** Begin SOURCE RECORDS **

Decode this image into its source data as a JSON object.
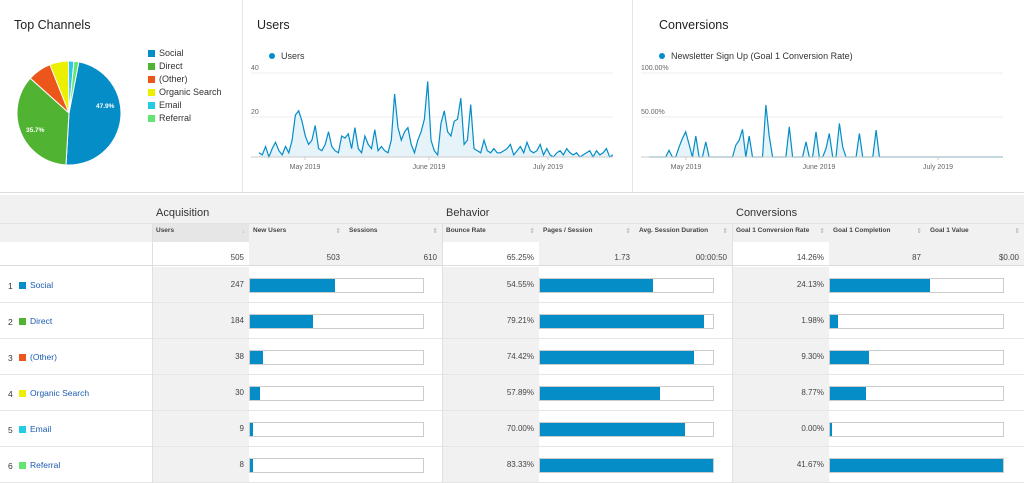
{
  "panels": {
    "channels_title": "Top Channels",
    "users_title": "Users",
    "conversions_title": "Conversions"
  },
  "legend": [
    {
      "label": "Social",
      "color": "#058dc7"
    },
    {
      "label": "Direct",
      "color": "#50b432"
    },
    {
      "label": "(Other)",
      "color": "#ed561b"
    },
    {
      "label": "Organic Search",
      "color": "#edef00"
    },
    {
      "label": "Email",
      "color": "#24cbe5"
    },
    {
      "label": "Referral",
      "color": "#64e572"
    }
  ],
  "pie_labels": {
    "social": "47.9%",
    "direct": "35.7%"
  },
  "users_chart": {
    "series_label": "Users",
    "y_ticks": [
      "40",
      "20"
    ],
    "x_ticks": [
      "May 2019",
      "June 2019",
      "July 2019"
    ]
  },
  "conv_chart": {
    "series_label": "Newsletter Sign Up (Goal 1 Conversion Rate)",
    "y_ticks": [
      "100.00%",
      "50.00%"
    ],
    "x_ticks": [
      "May 2019",
      "June 2019",
      "July 2019"
    ]
  },
  "chart_data": [
    {
      "type": "pie",
      "categories": [
        "Social",
        "Direct",
        "(Other)",
        "Organic Search",
        "Email",
        "Referral"
      ],
      "values": [
        47.9,
        35.7,
        7.4,
        5.8,
        1.7,
        1.5
      ],
      "title": "Top Channels"
    },
    {
      "type": "area",
      "title": "Users",
      "ylim": [
        0,
        40
      ],
      "x_ticks": [
        "May 2019",
        "June 2019",
        "July 2019"
      ],
      "values": [
        2,
        1,
        5,
        0,
        4,
        7,
        3,
        1,
        5,
        2,
        8,
        20,
        22,
        17,
        10,
        6,
        8,
        15,
        4,
        3,
        6,
        12,
        5,
        3,
        2,
        10,
        9,
        11,
        4,
        14,
        4,
        2,
        10,
        6,
        4,
        13,
        3,
        5,
        3,
        2,
        8,
        30,
        14,
        8,
        12,
        14,
        6,
        2,
        8,
        12,
        18,
        36,
        8,
        3,
        1,
        16,
        22,
        12,
        10,
        17,
        18,
        28,
        6,
        8,
        25,
        4,
        3,
        2,
        8,
        3,
        2,
        4,
        2,
        2,
        3,
        4,
        6,
        1,
        3,
        5,
        2,
        7,
        3,
        2,
        3,
        6,
        1,
        4,
        1,
        0,
        2,
        3,
        1,
        4,
        2,
        1,
        2,
        0,
        1,
        2,
        3,
        0,
        3,
        1,
        2,
        4,
        0,
        1
      ]
    },
    {
      "type": "area",
      "title": "Newsletter Sign Up (Goal 1 Conversion Rate)",
      "ylim": [
        0,
        100
      ],
      "x_ticks": [
        "May 2019",
        "June 2019",
        "July 2019"
      ],
      "values": [
        0,
        0,
        0,
        0,
        0,
        0,
        8,
        0,
        0,
        12,
        22,
        30,
        15,
        0,
        25,
        0,
        0,
        18,
        0,
        0,
        0,
        0,
        0,
        0,
        0,
        0,
        14,
        20,
        33,
        0,
        25,
        0,
        0,
        0,
        0,
        62,
        25,
        0,
        0,
        0,
        0,
        0,
        36,
        0,
        0,
        0,
        0,
        18,
        0,
        0,
        30,
        0,
        0,
        10,
        28,
        0,
        0,
        40,
        12,
        0,
        0,
        0,
        0,
        28,
        0,
        0,
        0,
        0,
        32,
        0,
        0,
        0,
        0,
        0,
        0,
        0,
        0,
        0,
        0,
        0,
        0,
        0,
        0,
        0,
        0,
        0,
        0,
        0,
        0,
        0,
        0,
        0,
        0,
        0,
        0,
        0,
        0,
        0,
        0,
        0,
        0,
        0,
        0,
        0,
        0,
        0,
        0
      ]
    }
  ],
  "table": {
    "groups": [
      "Acquisition",
      "Behavior",
      "Conversions"
    ],
    "headers": [
      "Users",
      "New Users",
      "Sessions",
      "Bounce Rate",
      "Pages / Session",
      "Avg. Session Duration",
      "Goal 1 Conversion Rate",
      "Goal 1 Completion",
      "Goal 1 Value"
    ],
    "totals": [
      "505",
      "503",
      "610",
      "65.25%",
      "1.73",
      "00:00:50",
      "14.26%",
      "87",
      "$0.00"
    ],
    "rows": [
      {
        "idx": "1",
        "name": "Social",
        "color": "#058dc7",
        "users": "247",
        "users_frac": 0.49,
        "bounce": "54.55%",
        "bounce_frac": 0.6545,
        "conv": "24.13%",
        "conv_frac": 0.579
      },
      {
        "idx": "2",
        "name": "Direct",
        "color": "#50b432",
        "users": "184",
        "users_frac": 0.364,
        "bounce": "79.21%",
        "bounce_frac": 0.95,
        "conv": "1.98%",
        "conv_frac": 0.048
      },
      {
        "idx": "3",
        "name": "(Other)",
        "color": "#ed561b",
        "users": "38",
        "users_frac": 0.075,
        "bounce": "74.42%",
        "bounce_frac": 0.893,
        "conv": "9.30%",
        "conv_frac": 0.223
      },
      {
        "idx": "4",
        "name": "Organic Search",
        "color": "#edef00",
        "users": "30",
        "users_frac": 0.059,
        "bounce": "57.89%",
        "bounce_frac": 0.695,
        "conv": "8.77%",
        "conv_frac": 0.21
      },
      {
        "idx": "5",
        "name": "Email",
        "color": "#24cbe5",
        "users": "9",
        "users_frac": 0.018,
        "bounce": "70.00%",
        "bounce_frac": 0.84,
        "conv": "0.00%",
        "conv_frac": 0
      },
      {
        "idx": "6",
        "name": "Referral",
        "color": "#64e572",
        "users": "8",
        "users_frac": 0.016,
        "bounce": "83.33%",
        "bounce_frac": 1.0,
        "conv": "41.67%",
        "conv_frac": 1.0
      }
    ]
  }
}
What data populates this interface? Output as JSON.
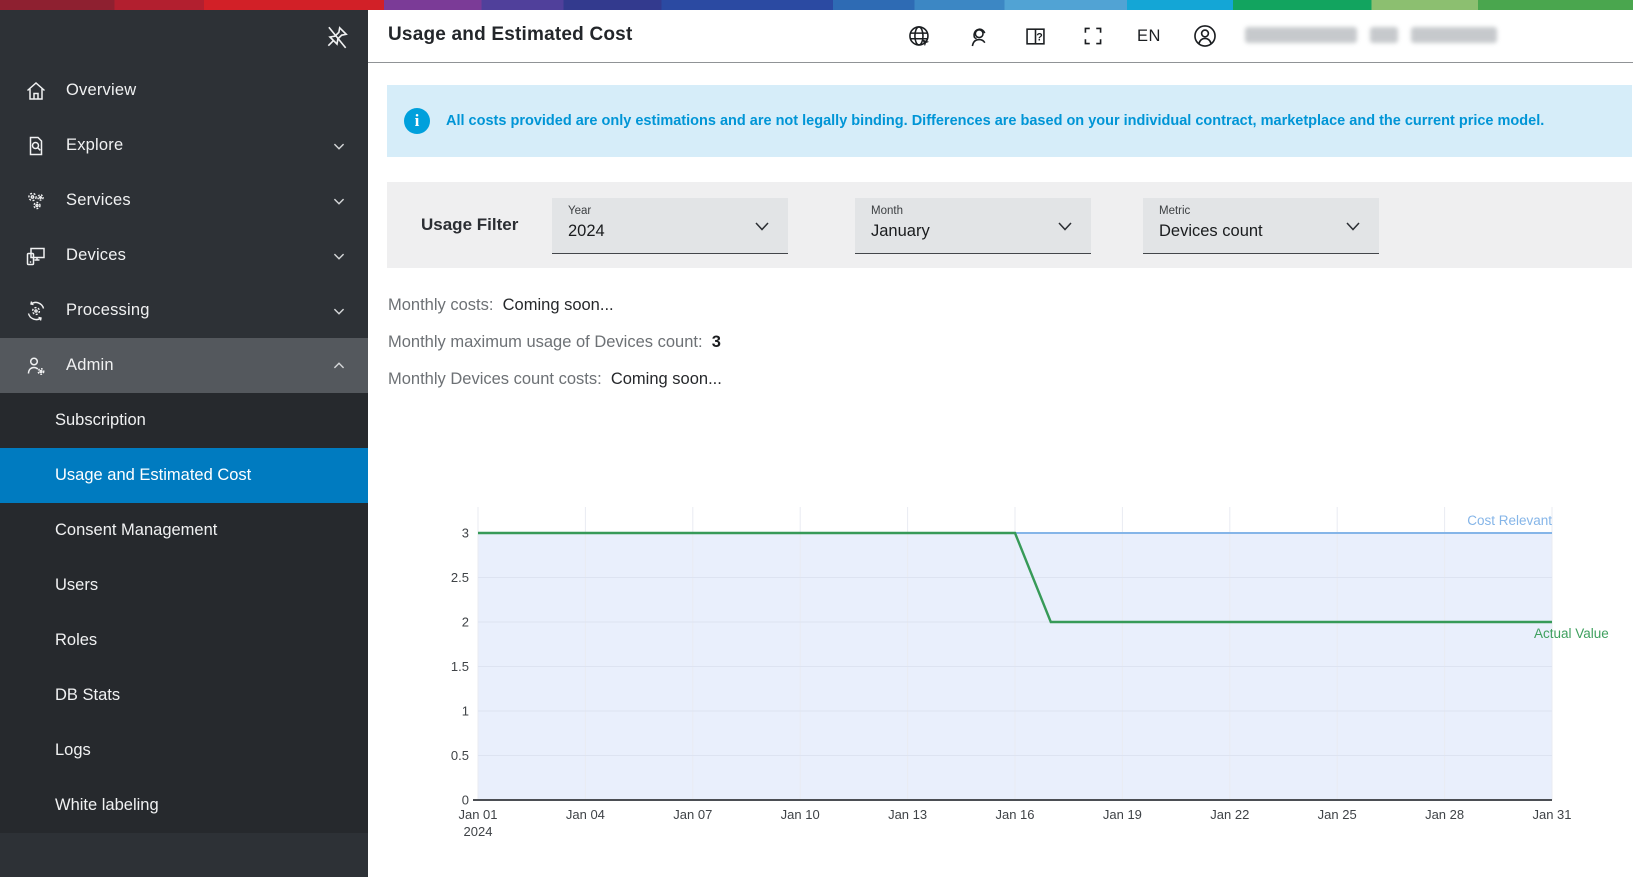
{
  "sidebar": {
    "pin_icon": "unpin",
    "items": [
      {
        "label": "Overview",
        "icon": "home",
        "expandable": false
      },
      {
        "label": "Explore",
        "icon": "document-search",
        "expandable": true
      },
      {
        "label": "Services",
        "icon": "gears",
        "expandable": true
      },
      {
        "label": "Devices",
        "icon": "devices",
        "expandable": true
      },
      {
        "label": "Processing",
        "icon": "gear-sync",
        "expandable": true
      },
      {
        "label": "Admin",
        "icon": "user-gear",
        "expandable": true,
        "expanded": true
      }
    ],
    "admin_subitems": [
      {
        "label": "Subscription"
      },
      {
        "label": "Usage and Estimated Cost",
        "selected": true
      },
      {
        "label": "Consent Management"
      },
      {
        "label": "Users"
      },
      {
        "label": "Roles"
      },
      {
        "label": "DB Stats"
      },
      {
        "label": "Logs"
      },
      {
        "label": "White labeling"
      }
    ],
    "selected_color": "#007bc0"
  },
  "header": {
    "title": "Usage and Estimated Cost",
    "language": "EN",
    "icons": [
      "web-globe-cursor",
      "support-headset",
      "manual-question",
      "fullscreen",
      "language",
      "account"
    ]
  },
  "info_banner": {
    "icon": "info-circle",
    "text": "All costs provided are only estimations and are not legally binding. Differences are based on your individual contract, marketplace and the current price model.",
    "text_color": "#0095d6",
    "background": "#d6edf9"
  },
  "usage_filter": {
    "label": "Usage Filter",
    "dropdowns": [
      {
        "label": "Year",
        "value": "2024"
      },
      {
        "label": "Month",
        "value": "January"
      },
      {
        "label": "Metric",
        "value": "Devices count"
      }
    ]
  },
  "summary": {
    "monthly_costs_label": "Monthly costs:",
    "monthly_costs_value": "Coming soon...",
    "max_usage_label": "Monthly maximum usage of Devices count:",
    "max_usage_value": "3",
    "metric_costs_label": "Monthly Devices count costs:",
    "metric_costs_value": "Coming soon..."
  },
  "chart_data": {
    "type": "line",
    "x_days": [
      1,
      2,
      3,
      4,
      5,
      6,
      7,
      8,
      9,
      10,
      11,
      12,
      13,
      14,
      15,
      16,
      17,
      18,
      19,
      20,
      21,
      22,
      23,
      24,
      25,
      26,
      27,
      28,
      29,
      30,
      31
    ],
    "x_tick_days": [
      1,
      4,
      7,
      10,
      13,
      16,
      19,
      22,
      25,
      28,
      31
    ],
    "x_tick_labels": [
      "Jan 01",
      "Jan 04",
      "Jan 07",
      "Jan 10",
      "Jan 13",
      "Jan 16",
      "Jan 19",
      "Jan 22",
      "Jan 25",
      "Jan 28",
      "Jan 31"
    ],
    "x_first_tick_sub_label": "2024",
    "ylim": [
      0,
      3
    ],
    "y_ticks": [
      0,
      0.5,
      1,
      1.5,
      2,
      2.5,
      3
    ],
    "grid": true,
    "legend_position": "right-inline",
    "series": [
      {
        "name": "Cost Relevant",
        "color": "#85b5e8",
        "label_color": "#85b5e8",
        "area_fill": "#e9effc",
        "values": [
          3,
          3,
          3,
          3,
          3,
          3,
          3,
          3,
          3,
          3,
          3,
          3,
          3,
          3,
          3,
          3,
          3,
          3,
          3,
          3,
          3,
          3,
          3,
          3,
          3,
          3,
          3,
          3,
          3,
          3,
          3
        ]
      },
      {
        "name": "Actual Value",
        "color": "#379a58",
        "label_color": "#3fa05f",
        "area_fill": null,
        "values": [
          3,
          3,
          3,
          3,
          3,
          3,
          3,
          3,
          3,
          3,
          3,
          3,
          3,
          3,
          3,
          3,
          2,
          2,
          2,
          2,
          2,
          2,
          2,
          2,
          2,
          2,
          2,
          2,
          2,
          2,
          2
        ]
      }
    ]
  }
}
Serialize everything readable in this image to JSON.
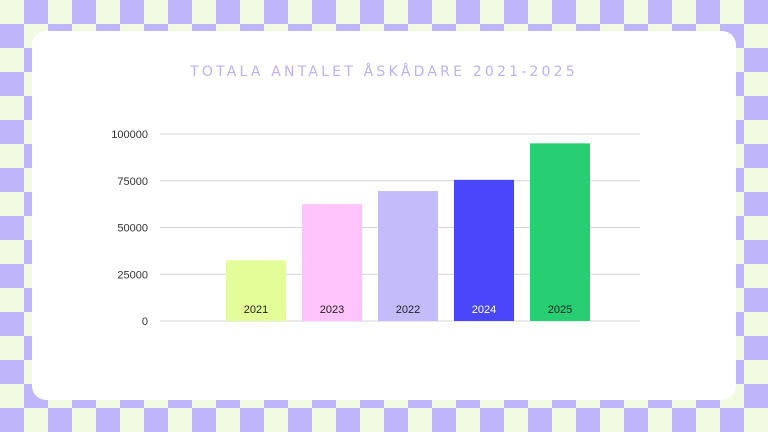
{
  "chart_data": {
    "type": "bar",
    "title": "TOTALA ANTALET ÅSKÅDARE 2021-2025",
    "xlabel": "",
    "ylabel": "",
    "ylim": [
      0,
      100000
    ],
    "yticks": [
      0,
      25000,
      50000,
      75000,
      100000
    ],
    "grid": true,
    "categories": [
      "2021",
      "2023",
      "2022",
      "2024",
      "2025"
    ],
    "values": [
      32500,
      62500,
      69500,
      75500,
      95000
    ],
    "colors": [
      "#e3fd99",
      "#ffc4fb",
      "#c4bbfb",
      "#4a46fb",
      "#26cf72"
    ],
    "label_colors": [
      "#222222",
      "#222222",
      "#222222",
      "#ffffff",
      "#222222"
    ]
  }
}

** End SOURCE RECORDS **

**YOUR GOAL**
Looking at the records above, extract only the lines from the one with "Serialize everything readable" through the last line, exactly, with the pictures left out.

**TASK OUTPUT**
Serialize everything readable in this image to JSON.
{
  "chart_data": {
    "type": "bar",
    "title": "TOTALA ANTALET ÅSKÅDARE 2021-2025",
    "xlabel": "",
    "ylabel": "",
    "ylim": [
      0,
      100000
    ],
    "yticks": [
      0,
      25000,
      50000,
      75000,
      100000
    ],
    "grid": true,
    "categories": [
      "2021",
      "2023",
      "2022",
      "2024",
      "2025"
    ],
    "values": [
      32500,
      62500,
      69500,
      75500,
      95000
    ],
    "colors": [
      "#e3fd99",
      "#ffc4fb",
      "#c4bbfb",
      "#4a46fb",
      "#26cf72"
    ],
    "label_colors": [
      "#222222",
      "#222222",
      "#222222",
      "#ffffff",
      "#222222"
    ]
  }
}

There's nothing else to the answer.